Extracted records
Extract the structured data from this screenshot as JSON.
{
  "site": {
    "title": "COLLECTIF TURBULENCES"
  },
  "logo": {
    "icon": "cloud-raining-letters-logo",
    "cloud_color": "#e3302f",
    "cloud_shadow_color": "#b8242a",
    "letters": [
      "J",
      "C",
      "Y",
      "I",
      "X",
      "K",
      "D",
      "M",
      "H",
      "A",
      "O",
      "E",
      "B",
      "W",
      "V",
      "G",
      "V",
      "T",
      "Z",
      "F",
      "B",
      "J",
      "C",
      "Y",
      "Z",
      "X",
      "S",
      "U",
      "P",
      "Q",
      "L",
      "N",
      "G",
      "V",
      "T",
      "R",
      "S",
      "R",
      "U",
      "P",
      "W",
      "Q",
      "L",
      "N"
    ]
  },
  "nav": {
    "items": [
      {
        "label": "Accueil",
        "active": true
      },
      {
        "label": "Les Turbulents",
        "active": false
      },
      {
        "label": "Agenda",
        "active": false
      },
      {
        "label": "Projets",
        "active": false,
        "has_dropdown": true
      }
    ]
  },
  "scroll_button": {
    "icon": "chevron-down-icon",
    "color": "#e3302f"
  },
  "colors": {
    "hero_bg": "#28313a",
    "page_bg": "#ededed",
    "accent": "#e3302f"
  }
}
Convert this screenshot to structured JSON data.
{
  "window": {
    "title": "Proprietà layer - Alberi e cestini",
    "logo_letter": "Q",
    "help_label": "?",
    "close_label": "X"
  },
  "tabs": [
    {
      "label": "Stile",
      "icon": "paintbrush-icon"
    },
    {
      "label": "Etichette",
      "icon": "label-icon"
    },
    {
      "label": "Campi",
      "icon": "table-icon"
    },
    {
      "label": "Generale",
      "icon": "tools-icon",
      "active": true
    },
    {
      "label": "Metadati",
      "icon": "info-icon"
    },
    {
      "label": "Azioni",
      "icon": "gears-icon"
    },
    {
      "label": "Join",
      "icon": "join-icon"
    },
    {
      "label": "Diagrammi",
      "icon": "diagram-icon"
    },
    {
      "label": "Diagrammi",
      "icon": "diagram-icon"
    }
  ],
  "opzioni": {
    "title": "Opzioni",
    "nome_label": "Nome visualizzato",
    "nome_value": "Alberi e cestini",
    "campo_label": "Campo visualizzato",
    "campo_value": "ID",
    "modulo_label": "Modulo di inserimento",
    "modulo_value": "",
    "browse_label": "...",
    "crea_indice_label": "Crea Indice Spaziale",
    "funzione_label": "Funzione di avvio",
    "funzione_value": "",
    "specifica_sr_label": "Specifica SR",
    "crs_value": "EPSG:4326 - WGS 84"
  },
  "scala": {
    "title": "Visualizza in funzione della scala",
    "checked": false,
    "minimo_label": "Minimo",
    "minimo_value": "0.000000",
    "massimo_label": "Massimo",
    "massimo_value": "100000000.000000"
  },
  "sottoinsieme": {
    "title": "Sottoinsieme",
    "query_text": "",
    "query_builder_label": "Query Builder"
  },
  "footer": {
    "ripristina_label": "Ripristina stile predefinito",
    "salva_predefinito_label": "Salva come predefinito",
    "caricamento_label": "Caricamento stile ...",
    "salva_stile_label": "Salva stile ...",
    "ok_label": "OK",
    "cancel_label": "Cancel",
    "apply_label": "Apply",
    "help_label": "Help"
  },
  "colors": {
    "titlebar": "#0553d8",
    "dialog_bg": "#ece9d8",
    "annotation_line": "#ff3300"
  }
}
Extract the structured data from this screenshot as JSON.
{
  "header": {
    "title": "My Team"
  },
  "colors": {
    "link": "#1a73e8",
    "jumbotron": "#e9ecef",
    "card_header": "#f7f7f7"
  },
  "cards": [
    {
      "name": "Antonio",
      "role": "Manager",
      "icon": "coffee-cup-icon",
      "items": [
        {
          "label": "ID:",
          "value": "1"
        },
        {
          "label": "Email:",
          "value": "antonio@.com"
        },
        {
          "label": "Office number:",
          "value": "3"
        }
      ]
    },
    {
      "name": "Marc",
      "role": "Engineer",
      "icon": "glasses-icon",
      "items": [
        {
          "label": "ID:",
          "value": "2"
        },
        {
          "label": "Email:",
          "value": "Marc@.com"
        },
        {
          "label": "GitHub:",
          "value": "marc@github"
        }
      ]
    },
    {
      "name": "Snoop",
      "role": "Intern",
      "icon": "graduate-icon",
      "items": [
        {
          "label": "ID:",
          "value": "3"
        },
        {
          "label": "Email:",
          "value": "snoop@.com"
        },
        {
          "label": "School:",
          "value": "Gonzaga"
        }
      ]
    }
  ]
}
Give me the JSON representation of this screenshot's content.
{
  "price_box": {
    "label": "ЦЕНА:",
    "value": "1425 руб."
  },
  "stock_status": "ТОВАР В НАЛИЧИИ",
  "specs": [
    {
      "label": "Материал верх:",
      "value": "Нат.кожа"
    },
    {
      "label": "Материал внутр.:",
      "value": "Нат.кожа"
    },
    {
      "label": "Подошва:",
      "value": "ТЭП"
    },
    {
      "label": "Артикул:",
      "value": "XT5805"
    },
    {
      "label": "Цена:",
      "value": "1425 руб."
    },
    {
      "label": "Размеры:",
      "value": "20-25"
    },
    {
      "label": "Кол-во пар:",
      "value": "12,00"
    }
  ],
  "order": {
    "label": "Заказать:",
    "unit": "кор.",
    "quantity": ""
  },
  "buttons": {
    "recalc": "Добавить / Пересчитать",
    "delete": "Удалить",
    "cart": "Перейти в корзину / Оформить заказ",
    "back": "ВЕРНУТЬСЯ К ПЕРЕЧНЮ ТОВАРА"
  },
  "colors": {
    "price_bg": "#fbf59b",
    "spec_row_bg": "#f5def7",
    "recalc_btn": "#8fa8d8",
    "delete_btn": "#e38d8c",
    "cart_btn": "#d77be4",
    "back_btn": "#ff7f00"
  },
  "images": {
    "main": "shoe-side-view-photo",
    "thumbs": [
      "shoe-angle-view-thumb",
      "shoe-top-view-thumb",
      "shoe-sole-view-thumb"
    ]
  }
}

Problem to work on
Repeat the material above in full, keeping every word.

The response
Extract the structured data from this screenshot as JSON.
{
  "site": {
    "title": "COLLECTIF TURBULENCES"
  },
  "logo": {
    "icon": "cloud-raining-letters-logo",
    "cloud_color": "#e3302f",
    "cloud_shadow_color": "#b8242a",
    "letters": [
      "J",
      "C",
      "Y",
      "I",
      "X",
      "K",
      "D",
      "M",
      "H",
      "A",
      "O",
      "E",
      "B",
      "W",
      "V",
      "G",
      "V",
      "T",
      "Z",
      "F",
      "B",
      "J",
      "C",
      "Y",
      "Z",
      "X",
      "S",
      "U",
      "P",
      "Q",
      "L",
      "N",
      "G",
      "V",
      "T",
      "R",
      "S",
      "R",
      "U",
      "P",
      "W",
      "Q",
      "L",
      "N"
    ]
  },
  "nav": {
    "items": [
      {
        "label": "Accueil",
        "active": true
      },
      {
        "label": "Les Turbulents",
        "active": false
      },
      {
        "label": "Agenda",
        "active": false
      },
      {
        "label": "Projets",
        "active": false,
        "has_dropdown": true
      }
    ]
  },
  "scroll_button": {
    "icon": "chevron-down-icon",
    "color": "#e3302f"
  },
  "colors": {
    "hero_bg": "#28313a",
    "page_bg": "#ededed",
    "accent": "#e3302f"
  }
}
Convert this screenshot to structured JSON data.
{
  "window": {
    "title": "Proprietà layer - Alberi e cestini",
    "logo_letter": "Q",
    "help_label": "?",
    "close_label": "X"
  },
  "tabs": [
    {
      "label": "Stile",
      "icon": "paintbrush-icon"
    },
    {
      "label": "Etichette",
      "icon": "label-icon"
    },
    {
      "label": "Campi",
      "icon": "table-icon"
    },
    {
      "label": "Generale",
      "icon": "tools-icon",
      "active": true
    },
    {
      "label": "Metadati",
      "icon": "info-icon"
    },
    {
      "label": "Azioni",
      "icon": "gears-icon"
    },
    {
      "label": "Join",
      "icon": "join-icon"
    },
    {
      "label": "Diagrammi",
      "icon": "diagram-icon"
    },
    {
      "label": "Diagrammi",
      "icon": "diagram-icon"
    }
  ],
  "opzioni": {
    "title": "Opzioni",
    "nome_label": "Nome visualizzato",
    "nome_value": "Alberi e cestini",
    "campo_label": "Campo visualizzato",
    "campo_value": "ID",
    "modulo_label": "Modulo di inserimento",
    "modulo_value": "",
    "browse_label": "...",
    "crea_indice_label": "Crea Indice Spaziale",
    "funzione_label": "Funzione di avvio",
    "funzione_value": "",
    "specifica_sr_label": "Specifica SR",
    "crs_value": "EPSG:4326 - WGS 84"
  },
  "scala": {
    "title": "Visualizza in funzione della scala",
    "checked": false,
    "minimo_label": "Minimo",
    "minimo_value": "0.000000",
    "massimo_label": "Massimo",
    "massimo_value": "100000000.000000"
  },
  "sottoinsieme": {
    "title": "Sottoinsieme",
    "query_text": "",
    "query_builder_label": "Query Builder"
  },
  "footer": {
    "ripristina_label": "Ripristina stile predefinito",
    "salva_predefinito_label": "Salva come predefinito",
    "caricamento_label": "Caricamento stile ...",
    "salva_stile_label": "Salva stile ...",
    "ok_label": "OK",
    "cancel_label": "Cancel",
    "apply_label": "Apply",
    "help_label": "Help"
  },
  "colors": {
    "titlebar": "#0553d8",
    "dialog_bg": "#ece9d8",
    "annotation_line": "#ff3300"
  }
}
Extract the structured data from this screenshot as JSON.
{
  "header": {
    "title": "My Team"
  },
  "colors": {
    "link": "#1a73e8",
    "jumbotron": "#e9ecef",
    "card_header": "#f7f7f7"
  },
  "cards": [
    {
      "name": "Antonio",
      "role": "Manager",
      "icon": "coffee-cup-icon",
      "items": [
        {
          "label": "ID:",
          "value": "1"
        },
        {
          "label": "Email:",
          "value": "antonio@.com"
        },
        {
          "label": "Office number:",
          "value": "3"
        }
      ]
    },
    {
      "name": "Marc",
      "role": "Engineer",
      "icon": "glasses-icon",
      "items": [
        {
          "label": "ID:",
          "value": "2"
        },
        {
          "label": "Email:",
          "value": "Marc@.com"
        },
        {
          "label": "GitHub:",
          "value": "marc@github"
        }
      ]
    },
    {
      "name": "Snoop",
      "role": "Intern",
      "icon": "graduate-icon",
      "items": [
        {
          "label": "ID:",
          "value": "3"
        },
        {
          "label": "Email:",
          "value": "snoop@.com"
        },
        {
          "label": "School:",
          "value": "Gonzaga"
        }
      ]
    }
  ]
}
Give me the JSON representation of this screenshot's content.
{
  "price_box": {
    "label": "ЦЕНА:",
    "value": "1425 руб."
  },
  "stock_status": "ТОВАР В НАЛИЧИИ",
  "specs": [
    {
      "label": "Материал верх:",
      "value": "Нат.кожа"
    },
    {
      "label": "Материал внутр.:",
      "value": "Нат.кожа"
    },
    {
      "label": "Подошва:",
      "value": "ТЭП"
    },
    {
      "label": "Артикул:",
      "value": "XT5805"
    },
    {
      "label": "Цена:",
      "value": "1425 руб."
    },
    {
      "label": "Размеры:",
      "value": "20-25"
    },
    {
      "label": "Кол-во пар:",
      "value": "12,00"
    }
  ],
  "order": {
    "label": "Заказать:",
    "unit": "кор.",
    "quantity": ""
  },
  "buttons": {
    "recalc": "Добавить / Пересчитать",
    "delete": "Удалить",
    "cart": "Перейти в корзину / Оформить заказ",
    "back": "ВЕРНУТЬСЯ К ПЕРЕЧНЮ ТОВАРА"
  },
  "colors": {
    "price_bg": "#fbf59b",
    "spec_row_bg": "#f5def7",
    "recalc_btn": "#8fa8d8",
    "delete_btn": "#e38d8c",
    "cart_btn": "#d77be4",
    "back_btn": "#ff7f00"
  },
  "images": {
    "main": "shoe-side-view-photo",
    "thumbs": [
      "shoe-angle-view-thumb",
      "shoe-top-view-thumb",
      "shoe-sole-view-thumb"
    ]
  }
}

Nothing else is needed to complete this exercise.